_Task directions:_
Copy each line of the entries beneath that contains the word "value".

_Data to process:_
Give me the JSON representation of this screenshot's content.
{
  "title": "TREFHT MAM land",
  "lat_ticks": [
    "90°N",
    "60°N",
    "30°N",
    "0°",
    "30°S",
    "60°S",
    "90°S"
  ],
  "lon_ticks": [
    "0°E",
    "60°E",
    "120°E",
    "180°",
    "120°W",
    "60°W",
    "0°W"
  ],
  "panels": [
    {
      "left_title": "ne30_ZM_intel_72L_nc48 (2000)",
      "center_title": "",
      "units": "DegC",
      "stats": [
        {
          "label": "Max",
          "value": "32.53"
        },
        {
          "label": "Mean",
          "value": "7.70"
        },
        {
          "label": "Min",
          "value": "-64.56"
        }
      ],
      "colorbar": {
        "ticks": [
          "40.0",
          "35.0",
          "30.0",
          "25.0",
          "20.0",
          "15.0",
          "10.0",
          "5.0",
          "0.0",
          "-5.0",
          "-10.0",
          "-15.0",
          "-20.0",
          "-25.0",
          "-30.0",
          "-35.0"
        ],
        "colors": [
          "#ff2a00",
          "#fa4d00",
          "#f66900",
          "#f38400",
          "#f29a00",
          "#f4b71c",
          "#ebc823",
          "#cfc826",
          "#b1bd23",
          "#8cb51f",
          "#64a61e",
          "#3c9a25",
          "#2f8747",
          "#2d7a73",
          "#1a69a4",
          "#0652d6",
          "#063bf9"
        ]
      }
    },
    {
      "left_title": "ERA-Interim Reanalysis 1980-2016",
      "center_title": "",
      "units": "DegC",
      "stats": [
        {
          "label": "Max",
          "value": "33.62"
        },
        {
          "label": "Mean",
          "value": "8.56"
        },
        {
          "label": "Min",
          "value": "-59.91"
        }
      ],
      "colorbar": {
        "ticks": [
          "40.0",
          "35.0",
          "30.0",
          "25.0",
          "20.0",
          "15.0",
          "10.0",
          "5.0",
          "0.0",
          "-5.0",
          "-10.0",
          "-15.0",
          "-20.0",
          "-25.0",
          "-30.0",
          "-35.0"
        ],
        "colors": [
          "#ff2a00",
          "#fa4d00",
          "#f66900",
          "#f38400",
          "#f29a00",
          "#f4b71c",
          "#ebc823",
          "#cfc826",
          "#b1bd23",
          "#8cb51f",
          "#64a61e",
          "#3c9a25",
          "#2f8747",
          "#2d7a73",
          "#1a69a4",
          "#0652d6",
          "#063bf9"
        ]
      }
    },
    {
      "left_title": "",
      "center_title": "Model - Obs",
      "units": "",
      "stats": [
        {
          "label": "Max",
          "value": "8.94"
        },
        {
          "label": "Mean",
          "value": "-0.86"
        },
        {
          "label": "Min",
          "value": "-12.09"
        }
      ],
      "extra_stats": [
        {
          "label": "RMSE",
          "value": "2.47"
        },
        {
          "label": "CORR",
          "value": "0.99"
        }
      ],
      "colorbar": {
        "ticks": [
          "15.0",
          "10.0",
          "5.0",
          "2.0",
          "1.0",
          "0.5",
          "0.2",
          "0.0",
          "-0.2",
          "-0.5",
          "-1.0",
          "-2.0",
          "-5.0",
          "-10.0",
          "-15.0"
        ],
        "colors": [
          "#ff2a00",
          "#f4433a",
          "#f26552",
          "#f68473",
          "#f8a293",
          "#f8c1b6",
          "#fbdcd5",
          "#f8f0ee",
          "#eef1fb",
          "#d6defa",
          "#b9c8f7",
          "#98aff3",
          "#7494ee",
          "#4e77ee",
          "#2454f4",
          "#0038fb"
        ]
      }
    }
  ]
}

_Result of the task:_
          "value": "32.53"
          "value": "7.70"
          "value": "-64.56"
          "value": "33.62"
          "value": "8.56"
          "value": "-59.91"
          "value": "8.94"
          "value": "-0.86"
          "value": "-12.09"
          "value": "2.47"
          "value": "0.99"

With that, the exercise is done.